>> Begin

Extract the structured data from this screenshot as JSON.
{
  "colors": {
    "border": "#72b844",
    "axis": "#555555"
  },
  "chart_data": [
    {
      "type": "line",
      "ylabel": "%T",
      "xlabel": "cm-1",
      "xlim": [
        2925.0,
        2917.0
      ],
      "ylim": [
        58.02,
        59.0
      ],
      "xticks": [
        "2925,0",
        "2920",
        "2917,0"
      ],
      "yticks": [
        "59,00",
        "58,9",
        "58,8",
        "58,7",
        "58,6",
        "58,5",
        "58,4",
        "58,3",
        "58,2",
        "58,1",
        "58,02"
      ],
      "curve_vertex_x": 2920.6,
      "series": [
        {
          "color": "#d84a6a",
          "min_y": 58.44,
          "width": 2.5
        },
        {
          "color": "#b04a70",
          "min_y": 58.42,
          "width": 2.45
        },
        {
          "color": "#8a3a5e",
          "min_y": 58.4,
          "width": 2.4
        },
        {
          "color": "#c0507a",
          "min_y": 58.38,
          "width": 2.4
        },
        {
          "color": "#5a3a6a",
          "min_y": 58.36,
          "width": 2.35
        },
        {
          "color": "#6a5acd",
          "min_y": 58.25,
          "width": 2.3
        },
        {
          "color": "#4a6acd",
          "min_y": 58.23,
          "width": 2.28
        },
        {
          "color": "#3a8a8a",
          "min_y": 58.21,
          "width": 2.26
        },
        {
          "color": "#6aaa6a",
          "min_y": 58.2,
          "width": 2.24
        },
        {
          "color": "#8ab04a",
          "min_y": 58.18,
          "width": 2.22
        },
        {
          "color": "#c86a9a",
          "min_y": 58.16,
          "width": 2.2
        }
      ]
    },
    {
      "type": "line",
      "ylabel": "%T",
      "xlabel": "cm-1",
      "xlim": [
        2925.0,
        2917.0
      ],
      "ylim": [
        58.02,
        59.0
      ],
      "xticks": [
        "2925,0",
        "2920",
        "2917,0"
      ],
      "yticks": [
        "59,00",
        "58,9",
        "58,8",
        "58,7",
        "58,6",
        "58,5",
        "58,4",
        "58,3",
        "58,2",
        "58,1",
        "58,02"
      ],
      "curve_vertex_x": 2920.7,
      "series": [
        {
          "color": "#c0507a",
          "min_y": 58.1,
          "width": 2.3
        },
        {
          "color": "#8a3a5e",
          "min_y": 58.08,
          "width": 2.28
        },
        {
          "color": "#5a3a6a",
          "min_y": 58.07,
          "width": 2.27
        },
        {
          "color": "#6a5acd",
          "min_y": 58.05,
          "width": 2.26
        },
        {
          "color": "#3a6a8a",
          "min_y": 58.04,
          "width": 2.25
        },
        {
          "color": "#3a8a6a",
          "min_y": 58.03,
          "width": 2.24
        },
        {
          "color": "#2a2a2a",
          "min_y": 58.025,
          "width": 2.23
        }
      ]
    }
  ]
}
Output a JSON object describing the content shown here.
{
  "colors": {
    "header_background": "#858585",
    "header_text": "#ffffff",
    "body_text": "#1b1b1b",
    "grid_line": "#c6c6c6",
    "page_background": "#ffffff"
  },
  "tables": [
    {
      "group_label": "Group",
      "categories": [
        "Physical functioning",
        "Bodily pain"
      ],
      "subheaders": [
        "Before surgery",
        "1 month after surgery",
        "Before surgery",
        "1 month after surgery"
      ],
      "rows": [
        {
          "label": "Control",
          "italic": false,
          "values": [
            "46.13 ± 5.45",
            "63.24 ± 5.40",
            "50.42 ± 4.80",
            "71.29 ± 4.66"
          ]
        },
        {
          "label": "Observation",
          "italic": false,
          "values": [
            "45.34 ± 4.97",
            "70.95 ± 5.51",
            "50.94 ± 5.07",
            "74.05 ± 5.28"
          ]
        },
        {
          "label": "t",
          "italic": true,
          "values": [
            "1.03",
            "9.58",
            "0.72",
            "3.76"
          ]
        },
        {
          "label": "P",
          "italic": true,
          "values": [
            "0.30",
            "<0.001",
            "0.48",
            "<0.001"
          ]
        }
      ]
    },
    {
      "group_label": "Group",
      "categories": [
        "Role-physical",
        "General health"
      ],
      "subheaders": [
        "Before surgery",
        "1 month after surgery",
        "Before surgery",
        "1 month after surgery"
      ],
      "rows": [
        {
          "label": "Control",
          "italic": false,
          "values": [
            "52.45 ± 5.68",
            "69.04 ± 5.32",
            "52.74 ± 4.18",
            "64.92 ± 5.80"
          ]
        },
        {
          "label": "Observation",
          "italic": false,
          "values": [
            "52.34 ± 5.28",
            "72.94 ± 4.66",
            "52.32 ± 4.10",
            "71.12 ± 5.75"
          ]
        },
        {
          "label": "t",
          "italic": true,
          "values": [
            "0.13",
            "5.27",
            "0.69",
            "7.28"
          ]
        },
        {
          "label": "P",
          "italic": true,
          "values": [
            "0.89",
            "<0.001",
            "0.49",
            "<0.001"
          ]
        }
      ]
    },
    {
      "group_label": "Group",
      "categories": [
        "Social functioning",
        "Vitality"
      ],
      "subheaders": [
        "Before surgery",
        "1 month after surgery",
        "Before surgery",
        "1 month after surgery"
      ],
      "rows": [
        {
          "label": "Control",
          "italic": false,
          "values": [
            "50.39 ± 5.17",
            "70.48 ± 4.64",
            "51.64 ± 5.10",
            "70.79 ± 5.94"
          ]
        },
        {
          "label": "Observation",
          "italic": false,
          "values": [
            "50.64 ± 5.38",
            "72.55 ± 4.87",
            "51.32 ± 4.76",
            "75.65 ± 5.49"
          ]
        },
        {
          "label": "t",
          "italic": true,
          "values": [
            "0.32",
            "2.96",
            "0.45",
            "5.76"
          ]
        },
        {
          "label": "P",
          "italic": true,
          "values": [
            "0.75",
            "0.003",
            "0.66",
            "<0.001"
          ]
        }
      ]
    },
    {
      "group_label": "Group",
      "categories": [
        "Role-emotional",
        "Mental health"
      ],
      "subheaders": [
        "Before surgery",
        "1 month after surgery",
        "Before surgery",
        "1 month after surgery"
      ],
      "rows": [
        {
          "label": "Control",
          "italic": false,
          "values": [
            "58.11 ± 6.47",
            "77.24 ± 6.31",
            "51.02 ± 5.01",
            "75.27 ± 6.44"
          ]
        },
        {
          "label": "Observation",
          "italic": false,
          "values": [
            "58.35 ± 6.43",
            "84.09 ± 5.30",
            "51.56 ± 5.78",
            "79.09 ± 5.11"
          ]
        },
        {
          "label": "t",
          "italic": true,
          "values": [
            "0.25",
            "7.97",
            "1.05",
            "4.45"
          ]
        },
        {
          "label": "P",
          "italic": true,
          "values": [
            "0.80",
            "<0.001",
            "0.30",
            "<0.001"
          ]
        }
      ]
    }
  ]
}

>> End

Please copy out each record, character for character.

• _Solution below_:
Extract the structured data from this screenshot as JSON.
{
  "colors": {
    "border": "#72b844",
    "axis": "#555555"
  },
  "chart_data": [
    {
      "type": "line",
      "ylabel": "%T",
      "xlabel": "cm-1",
      "xlim": [
        2925.0,
        2917.0
      ],
      "ylim": [
        58.02,
        59.0
      ],
      "xticks": [
        "2925,0",
        "2920",
        "2917,0"
      ],
      "yticks": [
        "59,00",
        "58,9",
        "58,8",
        "58,7",
        "58,6",
        "58,5",
        "58,4",
        "58,3",
        "58,2",
        "58,1",
        "58,02"
      ],
      "curve_vertex_x": 2920.6,
      "series": [
        {
          "color": "#d84a6a",
          "min_y": 58.44,
          "width": 2.5
        },
        {
          "color": "#b04a70",
          "min_y": 58.42,
          "width": 2.45
        },
        {
          "color": "#8a3a5e",
          "min_y": 58.4,
          "width": 2.4
        },
        {
          "color": "#c0507a",
          "min_y": 58.38,
          "width": 2.4
        },
        {
          "color": "#5a3a6a",
          "min_y": 58.36,
          "width": 2.35
        },
        {
          "color": "#6a5acd",
          "min_y": 58.25,
          "width": 2.3
        },
        {
          "color": "#4a6acd",
          "min_y": 58.23,
          "width": 2.28
        },
        {
          "color": "#3a8a8a",
          "min_y": 58.21,
          "width": 2.26
        },
        {
          "color": "#6aaa6a",
          "min_y": 58.2,
          "width": 2.24
        },
        {
          "color": "#8ab04a",
          "min_y": 58.18,
          "width": 2.22
        },
        {
          "color": "#c86a9a",
          "min_y": 58.16,
          "width": 2.2
        }
      ]
    },
    {
      "type": "line",
      "ylabel": "%T",
      "xlabel": "cm-1",
      "xlim": [
        2925.0,
        2917.0
      ],
      "ylim": [
        58.02,
        59.0
      ],
      "xticks": [
        "2925,0",
        "2920",
        "2917,0"
      ],
      "yticks": [
        "59,00",
        "58,9",
        "58,8",
        "58,7",
        "58,6",
        "58,5",
        "58,4",
        "58,3",
        "58,2",
        "58,1",
        "58,02"
      ],
      "curve_vertex_x": 2920.7,
      "series": [
        {
          "color": "#c0507a",
          "min_y": 58.1,
          "width": 2.3
        },
        {
          "color": "#8a3a5e",
          "min_y": 58.08,
          "width": 2.28
        },
        {
          "color": "#5a3a6a",
          "min_y": 58.07,
          "width": 2.27
        },
        {
          "color": "#6a5acd",
          "min_y": 58.05,
          "width": 2.26
        },
        {
          "color": "#3a6a8a",
          "min_y": 58.04,
          "width": 2.25
        },
        {
          "color": "#3a8a6a",
          "min_y": 58.03,
          "width": 2.24
        },
        {
          "color": "#2a2a2a",
          "min_y": 58.025,
          "width": 2.23
        }
      ]
    }
  ]
}
Output a JSON object describing the content shown here.
{
  "colors": {
    "header_background": "#858585",
    "header_text": "#ffffff",
    "body_text": "#1b1b1b",
    "grid_line": "#c6c6c6",
    "page_background": "#ffffff"
  },
  "tables": [
    {
      "group_label": "Group",
      "categories": [
        "Physical functioning",
        "Bodily pain"
      ],
      "subheaders": [
        "Before surgery",
        "1 month after surgery",
        "Before surgery",
        "1 month after surgery"
      ],
      "rows": [
        {
          "label": "Control",
          "italic": false,
          "values": [
            "46.13 ± 5.45",
            "63.24 ± 5.40",
            "50.42 ± 4.80",
            "71.29 ± 4.66"
          ]
        },
        {
          "label": "Observation",
          "italic": false,
          "values": [
            "45.34 ± 4.97",
            "70.95 ± 5.51",
            "50.94 ± 5.07",
            "74.05 ± 5.28"
          ]
        },
        {
          "label": "t",
          "italic": true,
          "values": [
            "1.03",
            "9.58",
            "0.72",
            "3.76"
          ]
        },
        {
          "label": "P",
          "italic": true,
          "values": [
            "0.30",
            "<0.001",
            "0.48",
            "<0.001"
          ]
        }
      ]
    },
    {
      "group_label": "Group",
      "categories": [
        "Role-physical",
        "General health"
      ],
      "subheaders": [
        "Before surgery",
        "1 month after surgery",
        "Before surgery",
        "1 month after surgery"
      ],
      "rows": [
        {
          "label": "Control",
          "italic": false,
          "values": [
            "52.45 ± 5.68",
            "69.04 ± 5.32",
            "52.74 ± 4.18",
            "64.92 ± 5.80"
          ]
        },
        {
          "label": "Observation",
          "italic": false,
          "values": [
            "52.34 ± 5.28",
            "72.94 ± 4.66",
            "52.32 ± 4.10",
            "71.12 ± 5.75"
          ]
        },
        {
          "label": "t",
          "italic": true,
          "values": [
            "0.13",
            "5.27",
            "0.69",
            "7.28"
          ]
        },
        {
          "label": "P",
          "italic": true,
          "values": [
            "0.89",
            "<0.001",
            "0.49",
            "<0.001"
          ]
        }
      ]
    },
    {
      "group_label": "Group",
      "categories": [
        "Social functioning",
        "Vitality"
      ],
      "subheaders": [
        "Before surgery",
        "1 month after surgery",
        "Before surgery",
        "1 month after surgery"
      ],
      "rows": [
        {
          "label": "Control",
          "italic": false,
          "values": [
            "50.39 ± 5.17",
            "70.48 ± 4.64",
            "51.64 ± 5.10",
            "70.79 ± 5.94"
          ]
        },
        {
          "label": "Observation",
          "italic": false,
          "values": [
            "50.64 ± 5.38",
            "72.55 ± 4.87",
            "51.32 ± 4.76",
            "75.65 ± 5.49"
          ]
        },
        {
          "label": "t",
          "italic": true,
          "values": [
            "0.32",
            "2.96",
            "0.45",
            "5.76"
          ]
        },
        {
          "label": "P",
          "italic": true,
          "values": [
            "0.75",
            "0.003",
            "0.66",
            "<0.001"
          ]
        }
      ]
    },
    {
      "group_label": "Group",
      "categories": [
        "Role-emotional",
        "Mental health"
      ],
      "subheaders": [
        "Before surgery",
        "1 month after surgery",
        "Before surgery",
        "1 month after surgery"
      ],
      "rows": [
        {
          "label": "Control",
          "italic": false,
          "values": [
            "58.11 ± 6.47",
            "77.24 ± 6.31",
            "51.02 ± 5.01",
            "75.27 ± 6.44"
          ]
        },
        {
          "label": "Observation",
          "italic": false,
          "values": [
            "58.35 ± 6.43",
            "84.09 ± 5.30",
            "51.56 ± 5.78",
            "79.09 ± 5.11"
          ]
        },
        {
          "label": "t",
          "italic": true,
          "values": [
            "0.25",
            "7.97",
            "1.05",
            "4.45"
          ]
        },
        {
          "label": "P",
          "italic": true,
          "values": [
            "0.80",
            "<0.001",
            "0.30",
            "<0.001"
          ]
        }
      ]
    }
  ]
}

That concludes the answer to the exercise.